DATA LISTING:
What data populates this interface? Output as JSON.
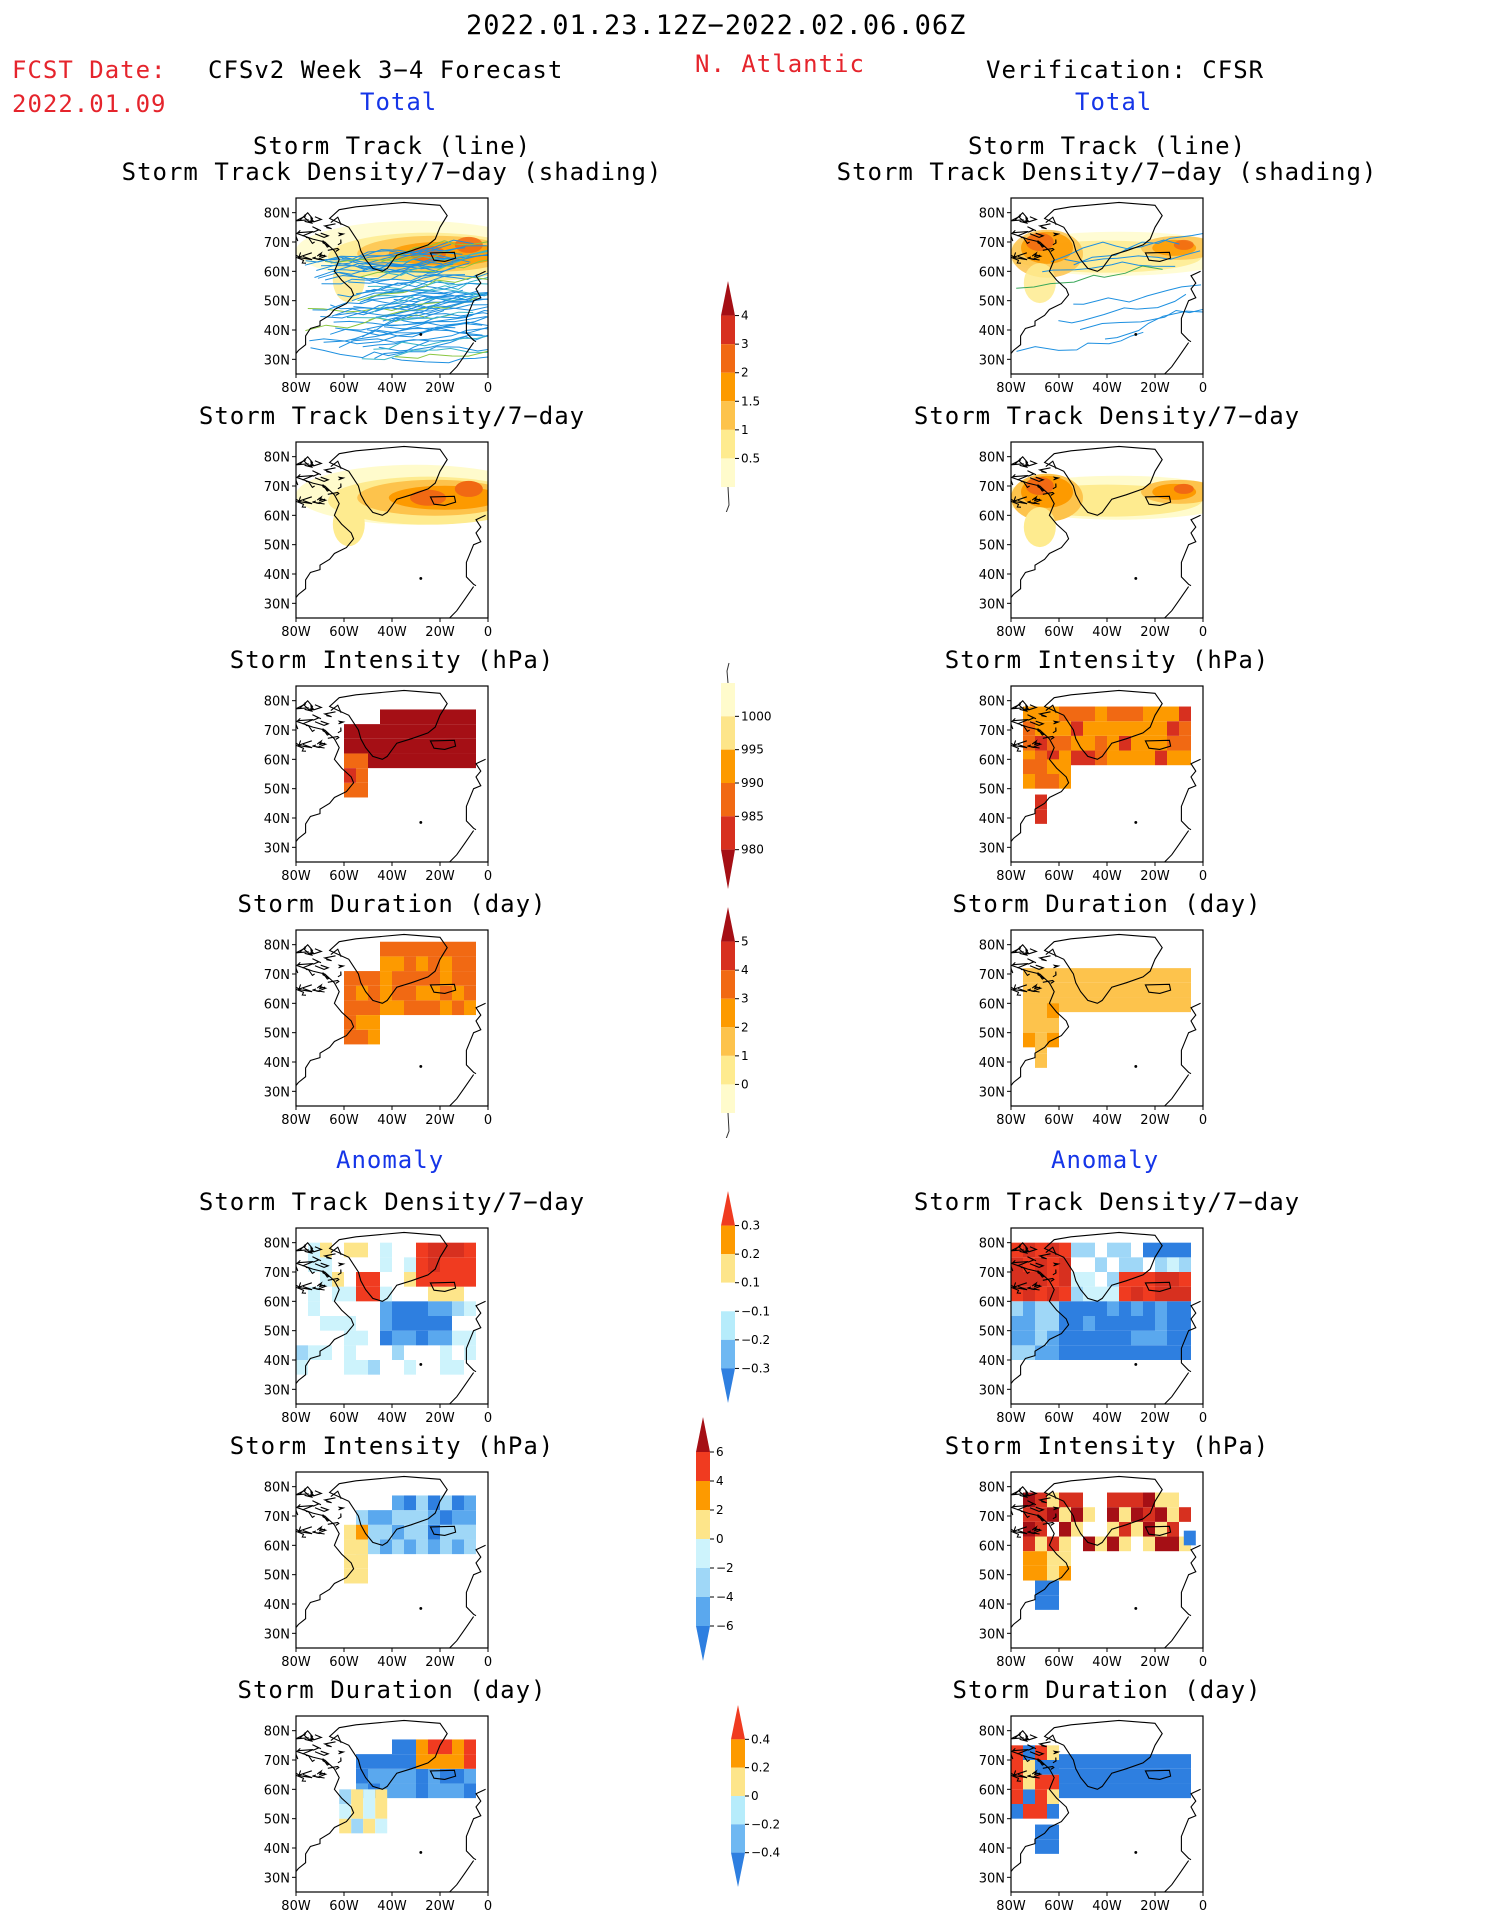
{
  "header": {
    "period": "2022.01.23.12Z−2022.02.06.06Z",
    "fcst_label": "FCST Date:",
    "fcst_date": "2022.01.09",
    "model": "CFSv2 Week 3−4 Forecast",
    "region": "N. Atlantic",
    "verification": "Verification: CFSR",
    "total_left": "Total",
    "total_right": "Total",
    "anomaly_left": "Anomaly",
    "anomaly_right": "Anomaly"
  },
  "titles": {
    "track_line": "Storm Track (line)",
    "track_shading": "Storm Track Density/7−day (shading)",
    "density": "Storm Track Density/7−day",
    "intensity": "Storm Intensity (hPa)",
    "duration": "Storm Duration (day)"
  },
  "axes": {
    "lat_labels": [
      "80N",
      "70N",
      "60N",
      "50N",
      "40N",
      "30N"
    ],
    "lon_labels": [
      "80W",
      "60W",
      "40W",
      "20W",
      "0"
    ]
  },
  "colorbars": [
    {
      "id": "density_total",
      "labels": [
        "4",
        "3",
        "2",
        "1.5",
        "1",
        "0.5"
      ],
      "colors": [
        "#a50f15",
        "#d7301f",
        "#f16913",
        "#fd9a00",
        "#fdc34c",
        "#feeb8f",
        "#fffbcc"
      ]
    },
    {
      "id": "intensity_total",
      "labels": [
        "1000",
        "995",
        "990",
        "985",
        "980"
      ],
      "colors": [
        "#fffbcc",
        "#fde58a",
        "#fd9a00",
        "#f16913",
        "#d7301f",
        "#a50f15"
      ]
    },
    {
      "id": "duration_total",
      "labels": [
        "5",
        "4",
        "3",
        "2",
        "1",
        "0"
      ],
      "colors": [
        "#a50f15",
        "#d7301f",
        "#f16913",
        "#fd9a00",
        "#fdc34c",
        "#feeb8f",
        "#fffbcc"
      ]
    },
    {
      "id": "density_anom",
      "labels": [
        "0.3",
        "0.2",
        "0.1",
        "−0.1",
        "−0.2",
        "−0.3"
      ],
      "colors": [
        "#f03b20",
        "#fd9a00",
        "#fde58a",
        "#ffffff",
        "#b6ecfb",
        "#6fb8f2",
        "#2e7fe0"
      ]
    },
    {
      "id": "intensity_anom",
      "labels": [
        "6",
        "4",
        "2",
        "0",
        "−2",
        "−4",
        "−6"
      ],
      "colors": [
        "#a50f15",
        "#f03b20",
        "#fd9a00",
        "#fde58a",
        "#cdf3fc",
        "#9fd7f7",
        "#5aa8ee",
        "#2e7fe0"
      ]
    },
    {
      "id": "duration_anom",
      "labels": [
        "0.4",
        "0.2",
        "0",
        "−0.2",
        "−0.4"
      ],
      "colors": [
        "#f03b20",
        "#fd9a00",
        "#fde58a",
        "#b6ecfb",
        "#6fb8f2",
        "#2e7fe0"
      ]
    }
  ]
}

INSTRUCTION: Omit every picture, then reproduce the rest of the listing exactly.

ANSWER FOR THE TASK:
What data populates this interface? Output as JSON.
{
  "header": {
    "period": "2022.01.23.12Z−2022.02.06.06Z",
    "fcst_label": "FCST Date:",
    "fcst_date": "2022.01.09",
    "model": "CFSv2 Week 3−4 Forecast",
    "region": "N. Atlantic",
    "verification": "Verification: CFSR",
    "total_left": "Total",
    "total_right": "Total",
    "anomaly_left": "Anomaly",
    "anomaly_right": "Anomaly"
  },
  "titles": {
    "track_line": "Storm Track (line)",
    "track_shading": "Storm Track Density/7−day (shading)",
    "density": "Storm Track Density/7−day",
    "intensity": "Storm Intensity (hPa)",
    "duration": "Storm Duration (day)"
  },
  "axes": {
    "lat_labels": [
      "80N",
      "70N",
      "60N",
      "50N",
      "40N",
      "30N"
    ],
    "lon_labels": [
      "80W",
      "60W",
      "40W",
      "20W",
      "0"
    ]
  },
  "colorbars": [
    {
      "id": "density_total",
      "labels": [
        "4",
        "3",
        "2",
        "1.5",
        "1",
        "0.5"
      ],
      "colors": [
        "#a50f15",
        "#d7301f",
        "#f16913",
        "#fd9a00",
        "#fdc34c",
        "#feeb8f",
        "#fffbcc"
      ]
    },
    {
      "id": "intensity_total",
      "labels": [
        "1000",
        "995",
        "990",
        "985",
        "980"
      ],
      "colors": [
        "#fffbcc",
        "#fde58a",
        "#fd9a00",
        "#f16913",
        "#d7301f",
        "#a50f15"
      ]
    },
    {
      "id": "duration_total",
      "labels": [
        "5",
        "4",
        "3",
        "2",
        "1",
        "0"
      ],
      "colors": [
        "#a50f15",
        "#d7301f",
        "#f16913",
        "#fd9a00",
        "#fdc34c",
        "#feeb8f",
        "#fffbcc"
      ]
    },
    {
      "id": "density_anom",
      "labels": [
        "0.3",
        "0.2",
        "0.1",
        "−0.1",
        "−0.2",
        "−0.3"
      ],
      "colors": [
        "#f03b20",
        "#fd9a00",
        "#fde58a",
        "#ffffff",
        "#b6ecfb",
        "#6fb8f2",
        "#2e7fe0"
      ]
    },
    {
      "id": "intensity_anom",
      "labels": [
        "6",
        "4",
        "2",
        "0",
        "−2",
        "−4",
        "−6"
      ],
      "colors": [
        "#a50f15",
        "#f03b20",
        "#fd9a00",
        "#fde58a",
        "#cdf3fc",
        "#9fd7f7",
        "#5aa8ee",
        "#2e7fe0"
      ]
    },
    {
      "id": "duration_anom",
      "labels": [
        "0.4",
        "0.2",
        "0",
        "−0.2",
        "−0.4"
      ],
      "colors": [
        "#f03b20",
        "#fd9a00",
        "#fde58a",
        "#b6ecfb",
        "#6fb8f2",
        "#2e7fe0"
      ]
    }
  ]
}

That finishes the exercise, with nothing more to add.